>> Begin Input for this task

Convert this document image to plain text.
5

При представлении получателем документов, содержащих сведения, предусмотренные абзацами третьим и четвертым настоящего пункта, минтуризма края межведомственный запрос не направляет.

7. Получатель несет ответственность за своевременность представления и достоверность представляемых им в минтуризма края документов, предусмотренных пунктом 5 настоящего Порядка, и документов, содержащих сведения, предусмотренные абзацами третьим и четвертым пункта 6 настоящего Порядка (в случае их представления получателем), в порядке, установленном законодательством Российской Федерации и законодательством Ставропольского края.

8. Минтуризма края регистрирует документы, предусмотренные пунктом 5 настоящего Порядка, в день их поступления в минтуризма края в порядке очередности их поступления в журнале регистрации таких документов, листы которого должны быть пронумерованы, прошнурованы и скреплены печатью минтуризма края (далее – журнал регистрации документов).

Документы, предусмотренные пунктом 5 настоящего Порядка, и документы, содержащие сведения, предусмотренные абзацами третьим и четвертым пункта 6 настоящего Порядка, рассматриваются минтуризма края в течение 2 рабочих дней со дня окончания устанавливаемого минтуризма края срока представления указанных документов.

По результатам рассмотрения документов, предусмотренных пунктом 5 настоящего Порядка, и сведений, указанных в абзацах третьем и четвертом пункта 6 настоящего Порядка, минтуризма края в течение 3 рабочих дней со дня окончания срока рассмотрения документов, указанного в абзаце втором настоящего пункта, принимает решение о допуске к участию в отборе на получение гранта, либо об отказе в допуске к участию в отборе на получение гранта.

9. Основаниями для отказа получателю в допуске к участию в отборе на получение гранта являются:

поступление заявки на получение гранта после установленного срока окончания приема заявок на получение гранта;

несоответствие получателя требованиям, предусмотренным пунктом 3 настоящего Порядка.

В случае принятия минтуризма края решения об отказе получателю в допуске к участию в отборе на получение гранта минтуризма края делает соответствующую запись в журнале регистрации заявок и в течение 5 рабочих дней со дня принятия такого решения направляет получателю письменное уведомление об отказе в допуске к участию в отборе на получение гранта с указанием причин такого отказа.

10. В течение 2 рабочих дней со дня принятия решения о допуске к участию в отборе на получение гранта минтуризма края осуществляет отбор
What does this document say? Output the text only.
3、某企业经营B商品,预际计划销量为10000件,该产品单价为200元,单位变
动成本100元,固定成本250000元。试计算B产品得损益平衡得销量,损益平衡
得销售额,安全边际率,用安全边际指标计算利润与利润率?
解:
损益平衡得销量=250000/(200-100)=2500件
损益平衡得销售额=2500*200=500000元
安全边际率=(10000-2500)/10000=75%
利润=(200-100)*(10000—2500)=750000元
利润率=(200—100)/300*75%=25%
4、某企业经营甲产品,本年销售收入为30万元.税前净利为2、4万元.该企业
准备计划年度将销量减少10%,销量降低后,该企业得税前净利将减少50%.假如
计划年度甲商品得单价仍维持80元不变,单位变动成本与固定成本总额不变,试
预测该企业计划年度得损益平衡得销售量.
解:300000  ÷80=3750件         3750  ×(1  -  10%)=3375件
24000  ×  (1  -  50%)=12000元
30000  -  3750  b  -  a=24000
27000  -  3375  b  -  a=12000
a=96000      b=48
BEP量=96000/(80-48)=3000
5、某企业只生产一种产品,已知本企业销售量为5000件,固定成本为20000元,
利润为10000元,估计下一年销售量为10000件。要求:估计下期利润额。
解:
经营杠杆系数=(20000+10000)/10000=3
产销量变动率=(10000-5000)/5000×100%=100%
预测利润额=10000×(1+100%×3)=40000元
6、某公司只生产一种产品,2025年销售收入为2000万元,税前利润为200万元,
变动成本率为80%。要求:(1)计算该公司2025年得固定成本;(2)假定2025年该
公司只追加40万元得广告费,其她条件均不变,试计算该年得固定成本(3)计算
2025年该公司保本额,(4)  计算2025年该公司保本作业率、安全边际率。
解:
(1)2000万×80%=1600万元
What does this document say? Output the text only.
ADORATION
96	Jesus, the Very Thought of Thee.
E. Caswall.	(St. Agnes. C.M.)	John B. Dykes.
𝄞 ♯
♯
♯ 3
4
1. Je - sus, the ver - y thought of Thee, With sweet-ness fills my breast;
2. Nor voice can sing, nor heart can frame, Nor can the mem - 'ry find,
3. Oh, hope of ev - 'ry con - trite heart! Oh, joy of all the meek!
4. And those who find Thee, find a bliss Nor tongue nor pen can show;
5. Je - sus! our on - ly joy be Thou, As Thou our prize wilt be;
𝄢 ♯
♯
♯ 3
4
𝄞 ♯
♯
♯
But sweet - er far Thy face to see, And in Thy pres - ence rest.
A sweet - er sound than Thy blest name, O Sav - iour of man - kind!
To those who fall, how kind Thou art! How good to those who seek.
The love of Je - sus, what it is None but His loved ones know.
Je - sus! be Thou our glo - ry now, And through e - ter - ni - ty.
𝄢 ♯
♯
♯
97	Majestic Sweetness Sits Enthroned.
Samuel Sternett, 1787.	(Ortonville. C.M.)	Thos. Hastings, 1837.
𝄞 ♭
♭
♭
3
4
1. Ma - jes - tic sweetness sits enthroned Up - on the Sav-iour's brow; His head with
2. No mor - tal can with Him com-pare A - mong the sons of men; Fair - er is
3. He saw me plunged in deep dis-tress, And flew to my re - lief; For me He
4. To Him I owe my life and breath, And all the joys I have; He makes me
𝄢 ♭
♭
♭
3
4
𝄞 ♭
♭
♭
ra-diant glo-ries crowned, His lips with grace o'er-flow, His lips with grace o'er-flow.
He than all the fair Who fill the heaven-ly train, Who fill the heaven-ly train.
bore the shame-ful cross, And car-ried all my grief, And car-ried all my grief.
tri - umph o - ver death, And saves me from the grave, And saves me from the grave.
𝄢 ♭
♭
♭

>> End Input for this task

**Instructions to follow**
Copy every line from the entries that contains the word "kind".

**Complete answer**
A sweet - er sound than Thy blest name, O Sav - iour of man - kind!
To those who fall, how kind Thou art! How good to those who seek.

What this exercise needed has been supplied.